> **Instruction**
Where a line below holds the string "profile", copy that line.

> **Input**
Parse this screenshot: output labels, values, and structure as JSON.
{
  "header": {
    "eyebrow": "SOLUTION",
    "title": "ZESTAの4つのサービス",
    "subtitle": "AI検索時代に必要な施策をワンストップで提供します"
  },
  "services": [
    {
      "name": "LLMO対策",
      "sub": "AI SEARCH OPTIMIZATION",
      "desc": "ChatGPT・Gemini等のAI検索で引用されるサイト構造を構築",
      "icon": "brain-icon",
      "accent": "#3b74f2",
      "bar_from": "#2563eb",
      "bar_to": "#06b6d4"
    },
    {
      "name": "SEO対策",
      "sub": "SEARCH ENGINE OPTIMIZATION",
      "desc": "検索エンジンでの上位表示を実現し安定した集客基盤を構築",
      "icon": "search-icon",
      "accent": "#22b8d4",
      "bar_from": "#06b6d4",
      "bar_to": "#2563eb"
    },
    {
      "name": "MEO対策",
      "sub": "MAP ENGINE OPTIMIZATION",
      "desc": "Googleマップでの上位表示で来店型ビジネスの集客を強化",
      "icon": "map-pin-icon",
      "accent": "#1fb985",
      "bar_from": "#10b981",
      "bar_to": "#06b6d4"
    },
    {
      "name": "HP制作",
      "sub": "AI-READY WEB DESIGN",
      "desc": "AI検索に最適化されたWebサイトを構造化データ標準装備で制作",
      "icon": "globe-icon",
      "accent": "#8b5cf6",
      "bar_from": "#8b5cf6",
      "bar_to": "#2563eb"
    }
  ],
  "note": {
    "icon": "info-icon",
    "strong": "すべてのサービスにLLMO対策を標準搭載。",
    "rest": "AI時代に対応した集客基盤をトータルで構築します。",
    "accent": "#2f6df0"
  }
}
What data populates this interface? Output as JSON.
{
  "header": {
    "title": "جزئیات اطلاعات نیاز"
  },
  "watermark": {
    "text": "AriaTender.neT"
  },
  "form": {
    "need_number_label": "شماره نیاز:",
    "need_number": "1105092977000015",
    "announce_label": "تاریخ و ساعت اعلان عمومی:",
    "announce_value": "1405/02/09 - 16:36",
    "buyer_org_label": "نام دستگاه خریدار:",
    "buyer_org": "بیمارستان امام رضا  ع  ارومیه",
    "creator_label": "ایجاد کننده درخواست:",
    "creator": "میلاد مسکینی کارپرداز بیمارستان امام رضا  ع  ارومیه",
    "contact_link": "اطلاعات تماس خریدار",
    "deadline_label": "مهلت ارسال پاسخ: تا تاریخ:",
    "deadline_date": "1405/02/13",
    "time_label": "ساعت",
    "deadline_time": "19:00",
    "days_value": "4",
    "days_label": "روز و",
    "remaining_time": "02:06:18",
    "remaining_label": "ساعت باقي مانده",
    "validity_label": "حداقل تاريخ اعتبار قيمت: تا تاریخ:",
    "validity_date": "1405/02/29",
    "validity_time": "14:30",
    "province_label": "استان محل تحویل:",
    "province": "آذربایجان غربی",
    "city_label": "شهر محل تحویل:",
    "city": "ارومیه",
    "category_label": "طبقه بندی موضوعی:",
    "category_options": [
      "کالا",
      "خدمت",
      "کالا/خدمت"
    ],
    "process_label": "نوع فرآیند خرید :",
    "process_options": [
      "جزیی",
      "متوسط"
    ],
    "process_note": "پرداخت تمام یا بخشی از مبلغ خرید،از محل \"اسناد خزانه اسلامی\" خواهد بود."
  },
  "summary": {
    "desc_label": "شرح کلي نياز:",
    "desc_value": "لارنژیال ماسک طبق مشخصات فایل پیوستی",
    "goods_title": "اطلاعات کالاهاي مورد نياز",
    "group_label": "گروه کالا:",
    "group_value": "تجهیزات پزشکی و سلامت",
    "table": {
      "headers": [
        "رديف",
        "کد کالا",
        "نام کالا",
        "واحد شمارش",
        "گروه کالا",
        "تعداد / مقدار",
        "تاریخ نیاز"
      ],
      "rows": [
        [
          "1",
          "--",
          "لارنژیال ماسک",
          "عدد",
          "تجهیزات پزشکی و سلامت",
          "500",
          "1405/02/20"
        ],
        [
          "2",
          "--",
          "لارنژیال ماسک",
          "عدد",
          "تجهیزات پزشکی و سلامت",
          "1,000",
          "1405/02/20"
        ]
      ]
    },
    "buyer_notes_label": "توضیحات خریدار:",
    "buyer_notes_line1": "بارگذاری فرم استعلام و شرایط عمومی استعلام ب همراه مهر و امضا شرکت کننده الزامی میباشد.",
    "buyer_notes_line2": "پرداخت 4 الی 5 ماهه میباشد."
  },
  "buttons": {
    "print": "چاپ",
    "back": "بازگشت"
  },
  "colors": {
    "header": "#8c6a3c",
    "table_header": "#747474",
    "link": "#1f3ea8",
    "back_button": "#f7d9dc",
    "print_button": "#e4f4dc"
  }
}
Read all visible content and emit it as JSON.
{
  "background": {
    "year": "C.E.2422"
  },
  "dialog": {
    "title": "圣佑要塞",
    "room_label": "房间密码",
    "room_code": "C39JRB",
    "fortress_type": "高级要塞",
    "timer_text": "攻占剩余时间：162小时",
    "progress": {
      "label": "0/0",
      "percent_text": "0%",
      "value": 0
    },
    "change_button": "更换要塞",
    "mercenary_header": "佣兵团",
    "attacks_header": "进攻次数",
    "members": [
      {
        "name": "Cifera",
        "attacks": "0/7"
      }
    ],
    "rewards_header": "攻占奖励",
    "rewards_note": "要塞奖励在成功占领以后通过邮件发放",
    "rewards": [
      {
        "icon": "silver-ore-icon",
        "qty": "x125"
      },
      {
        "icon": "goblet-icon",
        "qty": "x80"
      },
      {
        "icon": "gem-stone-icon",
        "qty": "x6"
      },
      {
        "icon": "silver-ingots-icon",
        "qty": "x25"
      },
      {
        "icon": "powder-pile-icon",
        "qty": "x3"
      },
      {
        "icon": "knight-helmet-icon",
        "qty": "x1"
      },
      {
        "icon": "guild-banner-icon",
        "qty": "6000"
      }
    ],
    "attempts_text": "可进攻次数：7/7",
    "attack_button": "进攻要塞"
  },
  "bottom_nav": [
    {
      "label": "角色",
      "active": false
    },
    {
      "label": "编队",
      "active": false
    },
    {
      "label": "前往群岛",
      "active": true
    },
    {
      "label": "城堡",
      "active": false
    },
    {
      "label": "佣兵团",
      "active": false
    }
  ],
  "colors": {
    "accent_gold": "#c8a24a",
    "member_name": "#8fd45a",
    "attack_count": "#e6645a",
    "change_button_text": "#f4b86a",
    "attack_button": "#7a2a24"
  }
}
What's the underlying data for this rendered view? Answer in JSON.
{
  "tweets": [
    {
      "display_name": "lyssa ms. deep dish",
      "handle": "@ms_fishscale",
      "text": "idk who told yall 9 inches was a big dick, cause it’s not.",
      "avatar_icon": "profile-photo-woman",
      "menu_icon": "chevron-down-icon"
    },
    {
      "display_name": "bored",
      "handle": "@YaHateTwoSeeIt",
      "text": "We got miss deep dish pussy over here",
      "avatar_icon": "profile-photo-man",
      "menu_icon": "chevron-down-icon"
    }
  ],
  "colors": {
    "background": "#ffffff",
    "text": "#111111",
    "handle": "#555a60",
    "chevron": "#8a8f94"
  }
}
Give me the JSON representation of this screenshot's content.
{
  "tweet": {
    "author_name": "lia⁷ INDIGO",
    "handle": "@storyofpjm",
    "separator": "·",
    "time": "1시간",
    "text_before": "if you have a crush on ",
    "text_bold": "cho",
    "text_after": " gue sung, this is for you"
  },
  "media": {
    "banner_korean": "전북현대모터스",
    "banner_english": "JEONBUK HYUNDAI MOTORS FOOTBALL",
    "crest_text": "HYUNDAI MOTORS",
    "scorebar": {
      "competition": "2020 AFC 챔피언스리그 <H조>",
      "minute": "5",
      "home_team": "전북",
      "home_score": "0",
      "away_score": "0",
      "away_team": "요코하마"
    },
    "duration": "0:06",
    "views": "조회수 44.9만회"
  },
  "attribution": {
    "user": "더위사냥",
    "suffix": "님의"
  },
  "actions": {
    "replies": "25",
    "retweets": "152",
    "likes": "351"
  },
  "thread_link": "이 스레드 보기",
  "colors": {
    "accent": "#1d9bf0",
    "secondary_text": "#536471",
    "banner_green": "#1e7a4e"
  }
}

> **Solution to this task**
      "avatar_icon": "profile-photo-woman",
      "avatar_icon": "profile-photo-man",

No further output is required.